**Direction**
For every line in the data below that contains "проверяют", copy the line.

++++++++++

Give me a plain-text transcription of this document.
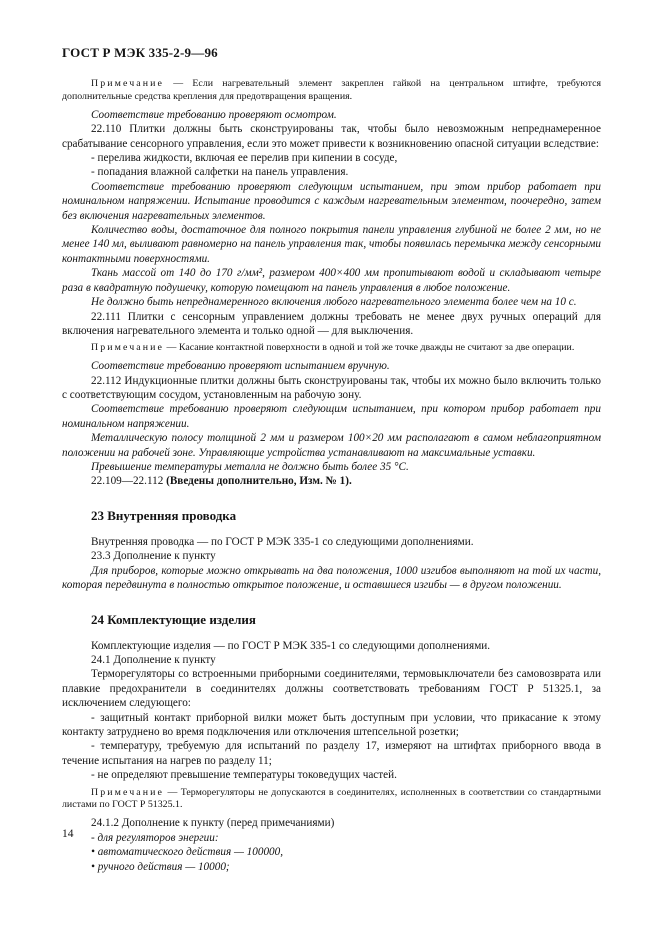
ГОСТ Р МЭК 335-2-9—96

Примечание — Если нагревательный элемент закреплен гайкой на центральном штифте, требуются дополнительные средства крепления для предотвращения вращения.

Соответствие требованию проверяют осмотром.

22.110 Плитки должны быть сконструированы так, чтобы было невозможным непреднамеренное срабатывание сенсорного управления, если это может привести к возникновению опасной ситуации вследствие:

- перелива жидкости, включая ее перелив при кипении в сосуде,

- попадания влажной салфетки на панель управления.

Соответствие требованию проверяют следующим испытанием, при этом прибор работает при номинальном напряжении. Испытание проводится с каждым нагревательным элементом, поочередно, затем без включения нагревательных элементов.

Количество воды, достаточное для полного покрытия панели управления глубиной не более 2 мм, но не менее 140 мл, выливают равномерно на панель управления так, чтобы появилась перемычка между сенсорными контактными поверхностями.

Ткань массой от 140 до 170 г/мм², размером 400×400 мм пропитывают водой и складывают четыре раза в квадратную подушечку, которую помещают на панель управления в любое положение.

Не должно быть непреднамеренного включения любого нагревательного элемента более чем на 10 с.

22.111 Плитки с сенсорным управлением должны требовать не менее двух ручных операций для включения нагревательного элемента и только одной — для выключения.

Примечание — Касание контактной поверхности в одной и той же точке дважды не считают за две операции.

Соответствие требованию проверяют испытанием вручную.

22.112 Индукционные плитки должны быть сконструированы так, чтобы их можно было включить только с соответствующим сосудом, установленным на рабочую зону.

Соответствие требованию проверяют следующим испытанием, при котором прибор работает при номинальном напряжении.

Металлическую полосу толщиной 2 мм и размером 100×20 мм располагают в самом неблагоприятном положении на рабочей зоне. Управляющие устройства устанавливают на максимальные уставки.

Превышение температуры металла не должно быть более 35 °С.

22.109—22.112 (Введены дополнительно, Изм. № 1).

23 Внутренняя проводка

Внутренняя проводка — по ГОСТ Р МЭК 335-1 со следующими дополнениями.

23.3 Дополнение к пункту

Для приборов, которые можно открывать на два положения, 1000 изгибов выполняют на той их части, которая передвинута в полностью открытое положение, и оставшиеся изгибы — в другом положении.

24 Комплектующие изделия

Комплектующие изделия — по ГОСТ Р МЭК 335-1 со следующими дополнениями.

24.1 Дополнение к пункту

Терморегуляторы со встроенными приборными соединителями, термовыключатели без самовозврата или плавкие предохранители в соединителях должны соответствовать требованиям ГОСТ Р 51325.1, за исключением следующего:

- защитный контакт приборной вилки может быть доступным при условии, что прикасание к этому контакту затруднено во время подключения или отключения штепсельной розетки;

- температуру, требуемую для испытаний по разделу 17, измеряют на штифтах приборного ввода в течение испытания на нагрев по разделу 11;

- не определяют превышение температуры токоведущих частей.

Примечание — Терморегуляторы не допускаются в соединителях, исполненных в соответствии со стандартными листами по ГОСТ Р 51325.1.

24.1.2 Дополнение к пункту (перед примечаниями)

- для регуляторов энергии:

• автоматического действия — 100000,

• ручного действия — 10000;

14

++++++++++

**Solution to this problem**
Соответствие требованию проверяют осмотром.
Соответствие требованию проверяют следующим испытанием, при этом прибор работает при номинальном напряжении. Испытание проводится с каждым нагревательным элементом, поочередно, затем без включения нагревательных элементов.
Соответствие требованию проверяют испытанием вручную.
Соответствие требованию проверяют следующим испытанием, при котором прибор работает при номинальном напряжении.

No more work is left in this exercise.